--- Start MATERIAL SHOWN ---

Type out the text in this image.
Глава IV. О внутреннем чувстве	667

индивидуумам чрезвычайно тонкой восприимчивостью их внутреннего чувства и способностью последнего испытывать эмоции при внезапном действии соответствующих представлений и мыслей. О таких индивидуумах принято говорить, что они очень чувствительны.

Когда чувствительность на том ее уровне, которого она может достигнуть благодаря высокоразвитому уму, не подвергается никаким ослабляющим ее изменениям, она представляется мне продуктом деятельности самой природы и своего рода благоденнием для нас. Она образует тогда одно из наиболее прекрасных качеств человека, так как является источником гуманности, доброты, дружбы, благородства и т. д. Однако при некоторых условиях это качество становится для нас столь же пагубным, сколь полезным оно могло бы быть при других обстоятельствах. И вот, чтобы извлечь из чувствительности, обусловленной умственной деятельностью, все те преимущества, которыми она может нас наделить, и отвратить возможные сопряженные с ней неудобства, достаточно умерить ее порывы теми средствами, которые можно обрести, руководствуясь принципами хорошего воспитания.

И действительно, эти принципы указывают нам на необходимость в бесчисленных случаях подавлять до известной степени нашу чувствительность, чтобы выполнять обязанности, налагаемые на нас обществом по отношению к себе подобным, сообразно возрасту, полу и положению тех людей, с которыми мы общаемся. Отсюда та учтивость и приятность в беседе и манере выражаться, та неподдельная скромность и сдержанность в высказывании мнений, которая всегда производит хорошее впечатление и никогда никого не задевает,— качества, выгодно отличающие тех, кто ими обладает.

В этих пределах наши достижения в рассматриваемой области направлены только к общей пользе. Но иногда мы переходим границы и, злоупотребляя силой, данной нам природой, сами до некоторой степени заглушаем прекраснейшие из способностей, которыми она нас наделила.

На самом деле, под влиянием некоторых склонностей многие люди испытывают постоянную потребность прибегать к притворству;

--- End MATERIAL SHOWN ---

Reproduce the listing above word for word.

Type out the text in this image.
Глава IV. О внутреннем чувстве	667

индивидуумам чрезвычайно тонкой восприимчивостью их внутреннего чувства и способностью последнего испытывать эмоции при внезапном действии соответствующих представлений и мыслей. О таких индивидуумах принято говорить, что они очень чувствительны.

Когда чувствительность на том ее уровне, которого она может достигнуть благодаря высокоразвитому уму, не подвергается никаким ослабляющим ее изменениям, она представляется мне продуктом деятельности самой природы и своего рода благоденнием для нас. Она образует тогда одно из наиболее прекрасных качеств человека, так как является источником гуманности, доброты, дружбы, благородства и т. д. Однако при некоторых условиях это качество становится для нас столь же пагубным, сколь полезным оно могло бы быть при других обстоятельствах. И вот, чтобы извлечь из чувствительности, обусловленной умственной деятельностью, все те преимущества, которыми она может нас наделить, и отвратить возможные сопряженные с ней неудобства, достаточно умерить ее порывы теми средствами, которые можно обрести, руководствуясь принципами хорошего воспитания.

И действительно, эти принципы указывают нам на необходимость в бесчисленных случаях подавлять до известной степени нашу чувствительность, чтобы выполнять обязанности, налагаемые на нас обществом по отношению к себе подобным, сообразно возрасту, полу и положению тех людей, с которыми мы общаемся. Отсюда та учтивость и приятность в беседе и манере выражаться, та неподдельная скромность и сдержанность в высказывании мнений, которая всегда производит хорошее впечатление и никогда никого не задевает,— качества, выгодно отличающие тех, кто ими обладает.

В этих пределах наши достижения в рассматриваемой области направлены только к общей пользе. Но иногда мы переходим границы и, злоупотребляя силой, данной нам природой, сами до некоторой степени заглушаем прекраснейшие из способностей, которыми она нас наделила.

На самом деле, под влиянием некоторых склонностей многие люди испытывают постоянную потребность прибегать к притворству;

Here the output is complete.